### Stored data entries
◆ ◆ ◆ ◆ ◆ ◆ ◆

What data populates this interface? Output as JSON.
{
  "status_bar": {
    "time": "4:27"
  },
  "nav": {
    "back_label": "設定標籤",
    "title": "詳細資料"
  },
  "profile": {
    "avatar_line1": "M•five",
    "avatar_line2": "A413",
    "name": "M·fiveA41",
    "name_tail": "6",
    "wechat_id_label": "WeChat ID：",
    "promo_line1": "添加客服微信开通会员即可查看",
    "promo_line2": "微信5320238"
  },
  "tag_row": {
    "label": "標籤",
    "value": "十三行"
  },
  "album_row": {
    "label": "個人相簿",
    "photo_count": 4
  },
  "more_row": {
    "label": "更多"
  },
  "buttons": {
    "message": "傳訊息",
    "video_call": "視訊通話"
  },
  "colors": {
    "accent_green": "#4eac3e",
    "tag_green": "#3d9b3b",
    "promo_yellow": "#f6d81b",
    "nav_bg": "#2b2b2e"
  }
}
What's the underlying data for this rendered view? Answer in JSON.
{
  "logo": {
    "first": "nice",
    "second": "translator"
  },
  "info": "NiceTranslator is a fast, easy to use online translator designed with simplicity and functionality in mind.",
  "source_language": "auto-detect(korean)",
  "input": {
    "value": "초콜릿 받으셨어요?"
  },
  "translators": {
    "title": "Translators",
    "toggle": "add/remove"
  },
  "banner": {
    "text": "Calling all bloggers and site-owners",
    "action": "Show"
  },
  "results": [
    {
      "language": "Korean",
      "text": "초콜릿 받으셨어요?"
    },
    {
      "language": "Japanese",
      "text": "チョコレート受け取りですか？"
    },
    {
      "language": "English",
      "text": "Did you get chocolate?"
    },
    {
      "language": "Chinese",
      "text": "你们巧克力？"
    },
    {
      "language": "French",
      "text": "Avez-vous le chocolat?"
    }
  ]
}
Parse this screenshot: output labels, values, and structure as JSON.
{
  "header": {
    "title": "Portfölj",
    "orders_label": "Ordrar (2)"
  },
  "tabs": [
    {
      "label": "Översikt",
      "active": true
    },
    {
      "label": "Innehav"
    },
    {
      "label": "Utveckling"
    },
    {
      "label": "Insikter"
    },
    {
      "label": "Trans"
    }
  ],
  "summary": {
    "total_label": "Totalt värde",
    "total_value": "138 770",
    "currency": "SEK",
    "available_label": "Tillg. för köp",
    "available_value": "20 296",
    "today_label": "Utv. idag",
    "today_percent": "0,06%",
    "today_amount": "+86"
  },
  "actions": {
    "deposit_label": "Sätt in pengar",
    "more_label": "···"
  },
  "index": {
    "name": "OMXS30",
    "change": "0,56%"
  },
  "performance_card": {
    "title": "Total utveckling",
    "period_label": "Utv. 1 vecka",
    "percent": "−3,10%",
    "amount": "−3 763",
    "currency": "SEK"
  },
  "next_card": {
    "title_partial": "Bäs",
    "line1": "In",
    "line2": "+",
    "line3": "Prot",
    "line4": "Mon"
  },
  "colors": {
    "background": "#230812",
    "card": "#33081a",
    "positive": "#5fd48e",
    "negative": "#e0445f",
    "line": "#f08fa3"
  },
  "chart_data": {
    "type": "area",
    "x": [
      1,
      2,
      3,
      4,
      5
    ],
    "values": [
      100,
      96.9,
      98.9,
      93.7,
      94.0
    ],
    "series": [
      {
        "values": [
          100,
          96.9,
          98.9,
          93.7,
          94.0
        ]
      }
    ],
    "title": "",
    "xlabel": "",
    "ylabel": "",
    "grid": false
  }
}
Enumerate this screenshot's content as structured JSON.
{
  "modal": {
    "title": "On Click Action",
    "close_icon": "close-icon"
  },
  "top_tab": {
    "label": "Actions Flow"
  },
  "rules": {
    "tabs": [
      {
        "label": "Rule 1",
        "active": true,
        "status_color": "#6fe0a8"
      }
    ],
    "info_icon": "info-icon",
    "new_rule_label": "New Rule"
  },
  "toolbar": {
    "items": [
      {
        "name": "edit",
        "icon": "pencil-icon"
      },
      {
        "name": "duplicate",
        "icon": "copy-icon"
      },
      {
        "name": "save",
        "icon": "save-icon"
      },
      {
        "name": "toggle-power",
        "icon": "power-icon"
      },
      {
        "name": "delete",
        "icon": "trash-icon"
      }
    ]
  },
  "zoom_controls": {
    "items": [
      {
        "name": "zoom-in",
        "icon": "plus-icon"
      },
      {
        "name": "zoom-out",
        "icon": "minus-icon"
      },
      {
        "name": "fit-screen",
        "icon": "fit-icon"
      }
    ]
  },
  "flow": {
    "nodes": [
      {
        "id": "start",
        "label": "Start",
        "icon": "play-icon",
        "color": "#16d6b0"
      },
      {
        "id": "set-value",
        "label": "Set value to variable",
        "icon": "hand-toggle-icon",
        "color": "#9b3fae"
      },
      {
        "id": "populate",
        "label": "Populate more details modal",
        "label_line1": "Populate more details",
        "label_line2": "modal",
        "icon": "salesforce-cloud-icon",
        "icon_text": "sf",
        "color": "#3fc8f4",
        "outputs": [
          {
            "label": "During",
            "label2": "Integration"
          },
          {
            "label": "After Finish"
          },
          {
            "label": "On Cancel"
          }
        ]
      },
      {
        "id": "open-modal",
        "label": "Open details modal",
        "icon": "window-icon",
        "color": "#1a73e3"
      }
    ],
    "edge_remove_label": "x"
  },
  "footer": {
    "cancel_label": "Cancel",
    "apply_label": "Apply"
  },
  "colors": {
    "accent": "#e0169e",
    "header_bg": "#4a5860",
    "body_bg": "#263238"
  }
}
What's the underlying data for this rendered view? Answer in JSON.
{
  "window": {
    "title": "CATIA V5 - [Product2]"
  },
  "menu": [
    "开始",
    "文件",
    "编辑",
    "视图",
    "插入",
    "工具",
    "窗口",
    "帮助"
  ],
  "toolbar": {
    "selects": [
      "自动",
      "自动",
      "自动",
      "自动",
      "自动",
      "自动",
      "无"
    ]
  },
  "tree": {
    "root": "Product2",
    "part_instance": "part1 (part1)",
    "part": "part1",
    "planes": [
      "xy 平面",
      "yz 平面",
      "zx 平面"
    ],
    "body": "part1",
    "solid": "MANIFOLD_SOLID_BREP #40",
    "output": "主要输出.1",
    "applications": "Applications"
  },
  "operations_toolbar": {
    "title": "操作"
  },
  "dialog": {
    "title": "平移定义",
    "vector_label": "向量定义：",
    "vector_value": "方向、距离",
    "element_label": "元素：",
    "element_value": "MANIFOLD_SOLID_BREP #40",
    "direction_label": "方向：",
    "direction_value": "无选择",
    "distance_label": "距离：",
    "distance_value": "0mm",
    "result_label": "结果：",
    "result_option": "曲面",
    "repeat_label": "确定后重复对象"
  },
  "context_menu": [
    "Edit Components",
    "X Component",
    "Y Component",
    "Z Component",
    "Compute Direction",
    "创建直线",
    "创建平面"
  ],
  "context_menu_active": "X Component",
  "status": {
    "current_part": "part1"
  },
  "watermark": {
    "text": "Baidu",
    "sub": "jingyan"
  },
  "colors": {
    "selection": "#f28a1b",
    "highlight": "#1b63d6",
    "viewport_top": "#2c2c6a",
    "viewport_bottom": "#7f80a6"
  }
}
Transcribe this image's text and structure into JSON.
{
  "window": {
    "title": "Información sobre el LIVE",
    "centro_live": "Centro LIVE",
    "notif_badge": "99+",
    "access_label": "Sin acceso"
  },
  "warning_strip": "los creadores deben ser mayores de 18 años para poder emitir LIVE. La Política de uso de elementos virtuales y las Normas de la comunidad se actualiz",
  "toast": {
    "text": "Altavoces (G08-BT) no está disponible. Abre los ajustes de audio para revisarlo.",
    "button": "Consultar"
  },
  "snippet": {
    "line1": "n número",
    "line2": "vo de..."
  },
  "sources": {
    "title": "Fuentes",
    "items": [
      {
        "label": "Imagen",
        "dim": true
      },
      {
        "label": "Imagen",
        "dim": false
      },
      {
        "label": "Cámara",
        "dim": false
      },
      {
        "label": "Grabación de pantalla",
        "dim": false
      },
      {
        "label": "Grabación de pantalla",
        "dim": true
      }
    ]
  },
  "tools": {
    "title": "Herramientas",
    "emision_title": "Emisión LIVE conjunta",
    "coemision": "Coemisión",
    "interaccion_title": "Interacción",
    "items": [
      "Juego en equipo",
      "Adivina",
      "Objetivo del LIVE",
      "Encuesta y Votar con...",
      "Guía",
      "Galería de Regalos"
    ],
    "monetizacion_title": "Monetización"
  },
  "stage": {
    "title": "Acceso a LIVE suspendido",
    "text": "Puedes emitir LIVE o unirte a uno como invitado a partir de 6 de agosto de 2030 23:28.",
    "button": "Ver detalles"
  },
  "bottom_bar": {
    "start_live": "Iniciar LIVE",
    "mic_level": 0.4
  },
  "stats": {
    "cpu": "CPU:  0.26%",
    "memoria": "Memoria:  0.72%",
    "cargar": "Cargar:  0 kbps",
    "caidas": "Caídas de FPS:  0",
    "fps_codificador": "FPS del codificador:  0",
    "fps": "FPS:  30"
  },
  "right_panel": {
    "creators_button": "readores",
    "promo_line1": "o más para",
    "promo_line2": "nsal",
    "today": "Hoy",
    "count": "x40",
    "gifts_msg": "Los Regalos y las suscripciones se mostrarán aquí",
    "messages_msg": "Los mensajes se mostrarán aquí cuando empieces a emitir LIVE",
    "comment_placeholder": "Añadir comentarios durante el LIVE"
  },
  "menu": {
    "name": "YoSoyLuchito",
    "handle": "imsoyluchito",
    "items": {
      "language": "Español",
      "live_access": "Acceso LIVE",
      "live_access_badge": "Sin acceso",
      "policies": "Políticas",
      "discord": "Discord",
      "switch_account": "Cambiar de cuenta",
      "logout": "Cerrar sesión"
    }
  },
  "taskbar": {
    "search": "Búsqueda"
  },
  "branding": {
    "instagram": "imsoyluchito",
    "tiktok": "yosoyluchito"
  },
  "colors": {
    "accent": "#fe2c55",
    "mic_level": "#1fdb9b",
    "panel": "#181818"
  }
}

◆ ◆ ◆ ◆ ◆ ◆ ◆

### Task to carry out
Working from the entries above, return all lines that contain "JSON".

### Answer to this problem
What data populates this interface? Output as JSON.
What's the underlying data for this rendered view? Answer in JSON.
Parse this screenshot: output labels, values, and structure as JSON.
Enumerate this screenshot's content as structured JSON.
What's the underlying data for this rendered view? Answer in JSON.
Transcribe this image's text and structure into JSON.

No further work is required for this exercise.